==== PAGE EXCERPT
Integral of $\frac{1}{\sqrt{x^2-x}}dx$

Question

For a differential equation I have to solve the integral $\frac{dx}{\sqrt{x^2-x}}$. I eventually have to write the solution in the form $ x = ...$ It doesn't matter if I solve the integral myself or if I use a table to find the integral. However, the only helpful integral in an integral table I could find was: $$\frac{dx}{\sqrt{ax^2+bx+c}} = \frac{1}{\sqrt{a}} \ln \left|2ax + b +2\sqrt{a\left({ax^2+bx+c}\right)}\right|$$ Which would in my case give: $$\frac{dx}{\sqrt{x^2-x}} = \ln \left|2x -1 + 2\sqrt{x^2-x}\right|$$ Which has me struggling with the absolute value signs as I need to extract x from the solution. All I know is that $x<0$ which does not seem to help me either (the square root will only be real if $x<-1$).

Is there some other formula for solving this integral which does not involve absolute value signs or which makes extracting $x$ from the solution somewhat easier? Thanks!
========
• [AIM OF THE TASK] In the page excerpt about integrating 1/√(x²−x), what feature of the integral-table result is the poster struggling with? Rely only on the page excerpt above.
==== LISTED RECORDS
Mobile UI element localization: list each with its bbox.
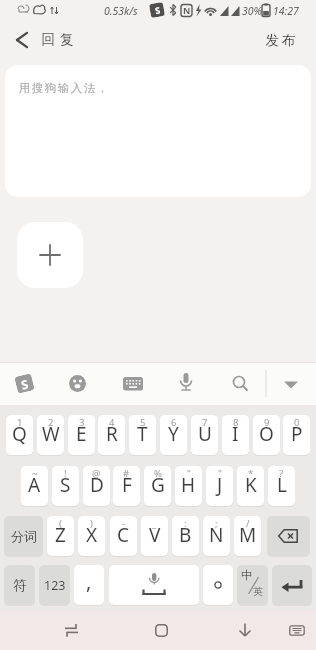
button[interactable]: 符 xyxy=(4,565,35,605)
button[interactable]: 中 xyxy=(237,565,268,605)
button[interactable]: 8 xyxy=(222,415,249,455)
staticText: S xyxy=(19,375,30,393)
staticText: _ xyxy=(152,517,157,530)
button[interactable] xyxy=(284,618,310,642)
button[interactable] xyxy=(283,380,299,390)
staticText: N xyxy=(209,522,224,548)
staticText: 30% xyxy=(242,4,262,18)
button[interactable]: 发布 xyxy=(264,32,297,49)
staticText: % xyxy=(154,467,162,480)
button[interactable] xyxy=(109,565,199,605)
button[interactable]: * xyxy=(237,466,264,506)
button[interactable] xyxy=(230,615,260,645)
staticText: B xyxy=(179,522,192,548)
staticText: Y xyxy=(168,421,179,447)
staticText: : xyxy=(184,517,187,530)
button[interactable] xyxy=(69,375,86,392)
button[interactable] xyxy=(179,373,193,394)
button[interactable]: : xyxy=(172,516,199,556)
staticText: @ xyxy=(92,467,101,480)
button[interactable]: 1 xyxy=(6,415,33,455)
staticText: 0 xyxy=(294,416,300,429)
button[interactable]: 123 xyxy=(39,565,70,605)
staticText: 7 xyxy=(202,416,208,429)
staticText: 分词 xyxy=(11,528,37,544)
button[interactable]: 分词 xyxy=(4,516,43,556)
staticText: E xyxy=(76,421,87,447)
staticText: 5 xyxy=(140,416,146,429)
staticText: K xyxy=(245,472,257,498)
staticText: L xyxy=(277,472,287,498)
button[interactable]: 7 xyxy=(191,415,218,455)
button[interactable]: ? xyxy=(268,466,295,506)
button[interactable] xyxy=(8,26,36,54)
button[interactable]: 4 xyxy=(98,415,125,455)
staticText: ! xyxy=(64,467,67,480)
staticText: W xyxy=(42,421,60,447)
button[interactable]: 5 xyxy=(129,415,156,455)
staticText: 3 xyxy=(79,416,85,429)
staticText: Q xyxy=(12,421,27,447)
staticText: , xyxy=(86,568,92,595)
staticText: ? xyxy=(279,467,284,480)
staticText: S xyxy=(154,4,161,16)
button[interactable]: / xyxy=(234,516,261,556)
staticText: 9 xyxy=(264,416,270,429)
button[interactable]: - xyxy=(110,516,137,556)
button[interactable] xyxy=(123,377,143,391)
button[interactable]: 9 xyxy=(253,415,280,455)
button[interactable]: ( xyxy=(47,516,74,556)
button[interactable]: _ xyxy=(141,516,168,556)
staticText: 符 xyxy=(13,577,27,594)
button[interactable]: # xyxy=(113,466,140,506)
staticText: G xyxy=(151,472,165,498)
button[interactable]: 2 xyxy=(37,415,64,455)
button[interactable] xyxy=(232,375,249,392)
button[interactable]: " xyxy=(206,466,233,506)
staticText: 2 xyxy=(48,416,54,429)
staticText: X xyxy=(86,522,98,548)
staticText: Z xyxy=(55,522,66,548)
button[interactable]: ) xyxy=(78,516,105,556)
staticText: 0.53k/s xyxy=(104,4,138,18)
staticText: S xyxy=(60,472,71,498)
staticText: / xyxy=(246,517,250,530)
staticText: - xyxy=(122,517,126,530)
staticText: " xyxy=(218,467,222,480)
button[interactable]: ! xyxy=(52,466,79,506)
button[interactable] xyxy=(146,615,176,645)
staticText: C xyxy=(117,522,130,548)
button[interactable]: % xyxy=(144,466,171,506)
staticText: ( xyxy=(59,517,62,530)
staticText: P xyxy=(291,421,303,447)
button[interactable]: " xyxy=(175,466,202,506)
staticText: 英 xyxy=(253,585,263,598)
button[interactable] xyxy=(56,615,86,645)
staticText: I xyxy=(232,421,239,447)
button[interactable]: , xyxy=(74,565,104,605)
staticText: T xyxy=(137,421,148,447)
staticText: A xyxy=(28,472,41,498)
button[interactable]: 用搜狗输入法， xyxy=(5,65,311,197)
button[interactable]: 6 xyxy=(160,415,187,455)
button[interactable]: ~ xyxy=(21,466,48,506)
staticText: # xyxy=(123,467,130,480)
staticText: 1 xyxy=(17,416,23,429)
staticText: F xyxy=(122,472,132,498)
staticText: 4 xyxy=(109,416,115,429)
staticText: 用搜狗输入法， xyxy=(18,81,109,95)
staticText: H xyxy=(181,472,196,498)
button[interactable] xyxy=(267,516,310,556)
button[interactable] xyxy=(203,565,233,605)
staticText: 123 xyxy=(44,577,66,594)
button[interactable]: @ xyxy=(83,466,110,506)
button[interactable]: S xyxy=(16,375,33,392)
staticText: J xyxy=(217,472,223,498)
button[interactable] xyxy=(272,565,312,605)
button[interactable] xyxy=(17,222,83,288)
staticText: ; xyxy=(215,517,218,530)
button[interactable]: 3 xyxy=(68,415,95,455)
staticText: 发布 xyxy=(264,32,297,49)
button[interactable]: 0 xyxy=(283,415,310,455)
button[interactable]: ; xyxy=(203,516,230,556)
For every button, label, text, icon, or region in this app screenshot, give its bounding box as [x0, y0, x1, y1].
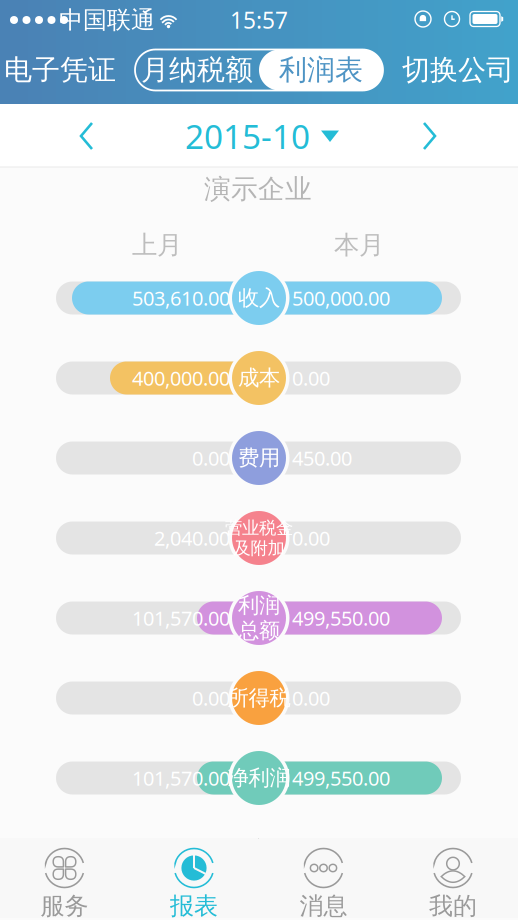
- staticText: 切换公司: [402, 53, 514, 87]
- staticText: 0.00: [292, 685, 330, 711]
- staticText: 演示企业: [204, 173, 312, 205]
- staticText: 本月: [334, 229, 384, 260]
- staticText: 营业税金: [225, 517, 293, 538]
- staticText: 净利润: [228, 765, 290, 791]
- button[interactable]: 消息: [259, 838, 388, 918]
- staticText: 及附加: [234, 538, 284, 559]
- button[interactable]: 利润表: [259, 50, 383, 90]
- staticText: 利润: [238, 592, 280, 618]
- staticText: 499,550.00: [292, 765, 390, 791]
- staticText: 503,610.00: [132, 285, 230, 311]
- staticText: 总额: [238, 618, 280, 644]
- staticText: 收入: [238, 285, 280, 311]
- staticText: 500,000.00: [292, 285, 390, 311]
- button[interactable]: 报表: [130, 838, 258, 918]
- staticText: 上月: [132, 229, 182, 260]
- staticText: 所得税: [228, 685, 290, 711]
- staticText: 400,000.00: [132, 365, 230, 391]
- staticText: 服务: [40, 891, 88, 920]
- button[interactable]: 服务: [0, 838, 129, 918]
- button[interactable]: 2015-10: [169, 108, 355, 164]
- staticText: 15:57: [230, 5, 288, 35]
- button[interactable]: Next month: [398, 108, 462, 164]
- staticText: 101,570.00: [132, 605, 230, 631]
- staticText: 101,570.00: [132, 765, 230, 791]
- button[interactable]: 切换公司: [403, 46, 513, 94]
- staticText: 利润表: [279, 53, 363, 87]
- staticText: 0.00: [192, 685, 230, 711]
- staticText: 我的: [429, 891, 477, 920]
- staticText: 450.00: [292, 445, 352, 471]
- staticText: 电子凭证: [4, 53, 116, 87]
- staticText: 499,550.00: [292, 605, 390, 631]
- staticText: 0.00: [192, 445, 230, 471]
- staticText: 费用: [238, 445, 280, 471]
- staticText: 消息: [300, 891, 348, 920]
- staticText: 月纳税额: [141, 53, 253, 87]
- button[interactable]: 电子凭证: [8, 46, 112, 94]
- staticText: 2,040.00: [154, 525, 230, 551]
- staticText: 报表: [170, 891, 218, 920]
- staticText: 0.00: [292, 365, 330, 391]
- staticText: 成本: [238, 365, 280, 391]
- staticText: 0.00: [292, 525, 330, 551]
- button[interactable]: 我的: [388, 838, 518, 918]
- button[interactable]: Previous month: [56, 108, 120, 164]
- staticText: 2015-10: [185, 114, 310, 158]
- staticText: 中国联通: [59, 5, 155, 35]
- button[interactable]: 月纳税额: [135, 50, 259, 90]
========
• [RESULT OF THIS EXERCISE] The absolute value signs.